_What is needed_.
Among the records below, find each line that includes the string "ylabel" and copy it.

_Materials provided_.
----------

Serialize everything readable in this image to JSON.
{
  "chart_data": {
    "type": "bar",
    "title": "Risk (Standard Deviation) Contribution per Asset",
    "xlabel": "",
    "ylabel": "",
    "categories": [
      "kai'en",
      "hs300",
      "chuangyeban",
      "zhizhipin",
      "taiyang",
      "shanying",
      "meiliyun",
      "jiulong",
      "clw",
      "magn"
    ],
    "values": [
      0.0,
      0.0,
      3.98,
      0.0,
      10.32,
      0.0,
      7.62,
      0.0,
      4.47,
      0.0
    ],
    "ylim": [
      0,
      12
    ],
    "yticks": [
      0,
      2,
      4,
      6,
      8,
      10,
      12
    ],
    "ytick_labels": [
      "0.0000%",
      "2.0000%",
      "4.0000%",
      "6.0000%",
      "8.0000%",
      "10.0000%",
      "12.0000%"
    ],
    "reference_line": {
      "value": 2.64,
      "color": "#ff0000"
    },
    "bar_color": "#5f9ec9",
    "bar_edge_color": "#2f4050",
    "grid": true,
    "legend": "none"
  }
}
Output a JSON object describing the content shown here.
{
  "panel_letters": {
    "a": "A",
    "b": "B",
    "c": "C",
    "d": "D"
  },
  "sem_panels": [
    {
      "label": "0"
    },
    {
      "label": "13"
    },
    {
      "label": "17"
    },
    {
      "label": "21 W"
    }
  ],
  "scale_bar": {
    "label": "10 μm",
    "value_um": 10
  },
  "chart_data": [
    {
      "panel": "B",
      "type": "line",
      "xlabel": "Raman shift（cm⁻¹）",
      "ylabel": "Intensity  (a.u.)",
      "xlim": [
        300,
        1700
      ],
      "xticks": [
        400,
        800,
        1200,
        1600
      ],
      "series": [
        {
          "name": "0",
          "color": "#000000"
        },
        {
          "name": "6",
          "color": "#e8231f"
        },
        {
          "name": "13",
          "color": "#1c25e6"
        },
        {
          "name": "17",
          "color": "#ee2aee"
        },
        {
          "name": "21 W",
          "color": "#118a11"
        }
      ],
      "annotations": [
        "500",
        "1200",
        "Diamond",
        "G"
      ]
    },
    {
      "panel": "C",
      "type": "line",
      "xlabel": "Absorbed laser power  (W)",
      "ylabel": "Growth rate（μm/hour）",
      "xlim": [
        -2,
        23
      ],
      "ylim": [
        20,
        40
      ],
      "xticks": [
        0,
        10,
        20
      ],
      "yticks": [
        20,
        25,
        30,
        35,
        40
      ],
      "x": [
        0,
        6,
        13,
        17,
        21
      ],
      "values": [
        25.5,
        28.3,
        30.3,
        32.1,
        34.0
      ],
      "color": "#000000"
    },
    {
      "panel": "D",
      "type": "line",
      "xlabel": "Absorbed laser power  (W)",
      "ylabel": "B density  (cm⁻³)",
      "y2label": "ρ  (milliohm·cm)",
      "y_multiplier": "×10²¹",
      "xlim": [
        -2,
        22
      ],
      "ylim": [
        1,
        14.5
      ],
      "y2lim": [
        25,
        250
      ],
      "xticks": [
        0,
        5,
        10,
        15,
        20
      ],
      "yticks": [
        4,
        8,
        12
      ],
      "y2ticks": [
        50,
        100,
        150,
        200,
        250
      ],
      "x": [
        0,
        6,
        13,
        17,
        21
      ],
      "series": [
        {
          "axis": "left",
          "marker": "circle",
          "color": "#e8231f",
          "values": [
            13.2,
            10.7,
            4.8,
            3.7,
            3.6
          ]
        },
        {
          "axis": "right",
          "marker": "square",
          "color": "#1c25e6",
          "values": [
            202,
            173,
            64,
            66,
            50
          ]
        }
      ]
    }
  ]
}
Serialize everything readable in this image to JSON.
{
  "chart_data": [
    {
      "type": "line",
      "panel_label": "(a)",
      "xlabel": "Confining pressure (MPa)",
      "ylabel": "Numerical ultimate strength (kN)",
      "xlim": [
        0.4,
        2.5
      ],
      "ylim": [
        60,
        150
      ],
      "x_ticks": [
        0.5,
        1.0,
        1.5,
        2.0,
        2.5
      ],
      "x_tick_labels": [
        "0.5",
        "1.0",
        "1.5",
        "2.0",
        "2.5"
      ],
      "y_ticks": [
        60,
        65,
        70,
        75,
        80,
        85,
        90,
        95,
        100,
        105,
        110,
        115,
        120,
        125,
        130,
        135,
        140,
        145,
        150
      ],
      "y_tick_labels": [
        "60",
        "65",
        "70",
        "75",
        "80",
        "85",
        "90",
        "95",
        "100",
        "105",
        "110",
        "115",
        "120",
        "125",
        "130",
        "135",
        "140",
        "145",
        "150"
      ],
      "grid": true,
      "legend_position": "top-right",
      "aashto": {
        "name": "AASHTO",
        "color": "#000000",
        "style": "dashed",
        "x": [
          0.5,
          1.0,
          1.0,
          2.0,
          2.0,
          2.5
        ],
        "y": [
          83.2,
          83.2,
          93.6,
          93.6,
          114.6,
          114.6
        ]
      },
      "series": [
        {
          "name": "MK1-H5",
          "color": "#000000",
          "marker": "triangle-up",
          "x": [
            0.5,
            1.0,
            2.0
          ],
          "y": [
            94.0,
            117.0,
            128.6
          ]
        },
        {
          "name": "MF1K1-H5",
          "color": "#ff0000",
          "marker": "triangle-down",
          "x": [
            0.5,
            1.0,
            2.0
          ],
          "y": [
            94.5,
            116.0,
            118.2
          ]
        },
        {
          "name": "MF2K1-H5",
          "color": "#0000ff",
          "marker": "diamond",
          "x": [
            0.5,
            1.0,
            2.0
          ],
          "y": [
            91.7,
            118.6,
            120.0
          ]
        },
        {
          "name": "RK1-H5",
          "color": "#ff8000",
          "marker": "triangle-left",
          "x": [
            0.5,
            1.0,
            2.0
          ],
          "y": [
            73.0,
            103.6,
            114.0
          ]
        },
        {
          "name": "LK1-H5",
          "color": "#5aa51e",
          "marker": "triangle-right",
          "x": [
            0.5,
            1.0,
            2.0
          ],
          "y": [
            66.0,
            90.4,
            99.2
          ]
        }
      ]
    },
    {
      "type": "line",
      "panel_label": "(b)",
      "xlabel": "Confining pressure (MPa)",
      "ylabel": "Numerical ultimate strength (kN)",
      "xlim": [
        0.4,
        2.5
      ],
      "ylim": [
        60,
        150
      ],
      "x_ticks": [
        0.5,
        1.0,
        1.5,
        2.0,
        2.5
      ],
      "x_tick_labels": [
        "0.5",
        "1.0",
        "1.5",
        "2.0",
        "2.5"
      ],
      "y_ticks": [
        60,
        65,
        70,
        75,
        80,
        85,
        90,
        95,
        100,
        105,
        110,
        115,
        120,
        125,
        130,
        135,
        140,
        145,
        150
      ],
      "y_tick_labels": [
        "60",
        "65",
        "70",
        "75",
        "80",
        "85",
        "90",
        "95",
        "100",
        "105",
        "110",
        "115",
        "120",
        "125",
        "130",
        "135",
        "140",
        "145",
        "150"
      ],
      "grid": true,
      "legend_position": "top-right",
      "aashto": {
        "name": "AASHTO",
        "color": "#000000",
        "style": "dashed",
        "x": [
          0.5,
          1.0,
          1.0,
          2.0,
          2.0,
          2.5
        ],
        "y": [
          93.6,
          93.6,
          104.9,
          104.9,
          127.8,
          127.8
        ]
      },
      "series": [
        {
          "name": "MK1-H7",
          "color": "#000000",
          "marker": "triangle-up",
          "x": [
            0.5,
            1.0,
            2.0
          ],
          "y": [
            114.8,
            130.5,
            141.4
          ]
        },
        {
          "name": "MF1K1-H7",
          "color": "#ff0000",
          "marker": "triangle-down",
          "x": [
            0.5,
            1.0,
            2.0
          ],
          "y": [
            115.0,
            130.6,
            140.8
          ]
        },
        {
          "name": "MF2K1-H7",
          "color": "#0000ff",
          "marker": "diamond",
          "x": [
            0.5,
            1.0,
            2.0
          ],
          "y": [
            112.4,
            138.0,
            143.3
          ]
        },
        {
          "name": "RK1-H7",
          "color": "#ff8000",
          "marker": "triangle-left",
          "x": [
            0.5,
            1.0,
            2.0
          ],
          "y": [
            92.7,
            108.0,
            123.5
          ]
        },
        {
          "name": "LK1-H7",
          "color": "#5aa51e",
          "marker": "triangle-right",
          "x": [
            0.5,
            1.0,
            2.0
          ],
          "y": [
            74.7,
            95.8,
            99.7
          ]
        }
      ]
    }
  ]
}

----------

_Written response_.
    "ylabel": "",
      "ylabel": "Intensity  (a.u.)",
      "ylabel": "Growth rate（μm/hour）",
      "ylabel": "B density  (cm⁻³)",
      "ylabel": "Numerical ultimate strength (kN)",
      "ylabel": "Numerical ultimate strength (kN)",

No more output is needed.